_TASK INSTRUCTIONS_
Take the material and output all of it exactly.

_Extracted data entries_
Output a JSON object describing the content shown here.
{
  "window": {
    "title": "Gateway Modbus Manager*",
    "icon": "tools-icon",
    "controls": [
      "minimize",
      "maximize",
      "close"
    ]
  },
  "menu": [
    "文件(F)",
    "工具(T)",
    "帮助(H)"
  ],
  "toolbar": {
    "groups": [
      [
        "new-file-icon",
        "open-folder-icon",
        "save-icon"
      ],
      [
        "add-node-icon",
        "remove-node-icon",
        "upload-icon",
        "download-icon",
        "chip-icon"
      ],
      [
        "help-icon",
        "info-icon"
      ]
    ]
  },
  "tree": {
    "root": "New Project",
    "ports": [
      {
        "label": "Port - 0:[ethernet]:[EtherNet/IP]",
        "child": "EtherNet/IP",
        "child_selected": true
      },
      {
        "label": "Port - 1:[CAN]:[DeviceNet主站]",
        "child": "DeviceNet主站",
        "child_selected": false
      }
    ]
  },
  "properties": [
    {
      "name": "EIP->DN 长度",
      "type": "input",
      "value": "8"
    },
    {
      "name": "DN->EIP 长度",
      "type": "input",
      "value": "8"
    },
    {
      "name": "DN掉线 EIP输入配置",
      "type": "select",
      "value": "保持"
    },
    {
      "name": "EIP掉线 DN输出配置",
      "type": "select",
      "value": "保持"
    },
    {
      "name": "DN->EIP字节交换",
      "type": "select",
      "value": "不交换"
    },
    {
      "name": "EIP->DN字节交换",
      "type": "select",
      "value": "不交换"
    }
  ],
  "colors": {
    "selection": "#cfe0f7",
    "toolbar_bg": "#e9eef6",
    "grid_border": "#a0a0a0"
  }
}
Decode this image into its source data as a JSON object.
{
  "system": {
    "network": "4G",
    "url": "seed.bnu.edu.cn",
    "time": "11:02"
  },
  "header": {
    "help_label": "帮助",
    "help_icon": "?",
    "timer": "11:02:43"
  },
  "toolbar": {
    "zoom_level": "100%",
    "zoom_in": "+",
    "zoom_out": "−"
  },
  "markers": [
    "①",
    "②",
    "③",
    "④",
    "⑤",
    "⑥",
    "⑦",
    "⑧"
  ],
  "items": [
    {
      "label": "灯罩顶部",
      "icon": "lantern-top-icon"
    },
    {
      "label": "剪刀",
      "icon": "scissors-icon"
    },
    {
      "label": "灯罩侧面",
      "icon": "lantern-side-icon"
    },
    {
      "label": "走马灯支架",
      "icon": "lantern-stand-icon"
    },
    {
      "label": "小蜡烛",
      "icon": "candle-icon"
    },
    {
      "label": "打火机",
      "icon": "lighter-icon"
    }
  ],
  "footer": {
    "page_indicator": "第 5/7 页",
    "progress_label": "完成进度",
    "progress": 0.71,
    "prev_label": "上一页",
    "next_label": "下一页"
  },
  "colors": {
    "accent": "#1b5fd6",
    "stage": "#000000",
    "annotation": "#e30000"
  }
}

_THE OUTPUT_
Output a JSON object describing the content shown here.
{
  "window": {
    "title": "Gateway Modbus Manager*",
    "icon": "tools-icon",
    "controls": [
      "minimize",
      "maximize",
      "close"
    ]
  },
  "menu": [
    "文件(F)",
    "工具(T)",
    "帮助(H)"
  ],
  "toolbar": {
    "groups": [
      [
        "new-file-icon",
        "open-folder-icon",
        "save-icon"
      ],
      [
        "add-node-icon",
        "remove-node-icon",
        "upload-icon",
        "download-icon",
        "chip-icon"
      ],
      [
        "help-icon",
        "info-icon"
      ]
    ]
  },
  "tree": {
    "root": "New Project",
    "ports": [
      {
        "label": "Port - 0:[ethernet]:[EtherNet/IP]",
        "child": "EtherNet/IP",
        "child_selected": true
      },
      {
        "label": "Port - 1:[CAN]:[DeviceNet主站]",
        "child": "DeviceNet主站",
        "child_selected": false
      }
    ]
  },
  "properties": [
    {
      "name": "EIP->DN 长度",
      "type": "input",
      "value": "8"
    },
    {
      "name": "DN->EIP 长度",
      "type": "input",
      "value": "8"
    },
    {
      "name": "DN掉线 EIP输入配置",
      "type": "select",
      "value": "保持"
    },
    {
      "name": "EIP掉线 DN输出配置",
      "type": "select",
      "value": "保持"
    },
    {
      "name": "DN->EIP字节交换",
      "type": "select",
      "value": "不交换"
    },
    {
      "name": "EIP->DN字节交换",
      "type": "select",
      "value": "不交换"
    }
  ],
  "colors": {
    "selection": "#cfe0f7",
    "toolbar_bg": "#e9eef6",
    "grid_border": "#a0a0a0"
  }
}
Decode this image into its source data as a JSON object.
{
  "system": {
    "network": "4G",
    "url": "seed.bnu.edu.cn",
    "time": "11:02"
  },
  "header": {
    "help_label": "帮助",
    "help_icon": "?",
    "timer": "11:02:43"
  },
  "toolbar": {
    "zoom_level": "100%",
    "zoom_in": "+",
    "zoom_out": "−"
  },
  "markers": [
    "①",
    "②",
    "③",
    "④",
    "⑤",
    "⑥",
    "⑦",
    "⑧"
  ],
  "items": [
    {
      "label": "灯罩顶部",
      "icon": "lantern-top-icon"
    },
    {
      "label": "剪刀",
      "icon": "scissors-icon"
    },
    {
      "label": "灯罩侧面",
      "icon": "lantern-side-icon"
    },
    {
      "label": "走马灯支架",
      "icon": "lantern-stand-icon"
    },
    {
      "label": "小蜡烛",
      "icon": "candle-icon"
    },
    {
      "label": "打火机",
      "icon": "lighter-icon"
    }
  ],
  "footer": {
    "page_indicator": "第 5/7 页",
    "progress_label": "完成进度",
    "progress": 0.71,
    "prev_label": "上一页",
    "next_label": "下一页"
  },
  "colors": {
    "accent": "#1b5fd6",
    "stage": "#000000",
    "annotation": "#e30000"
  }
}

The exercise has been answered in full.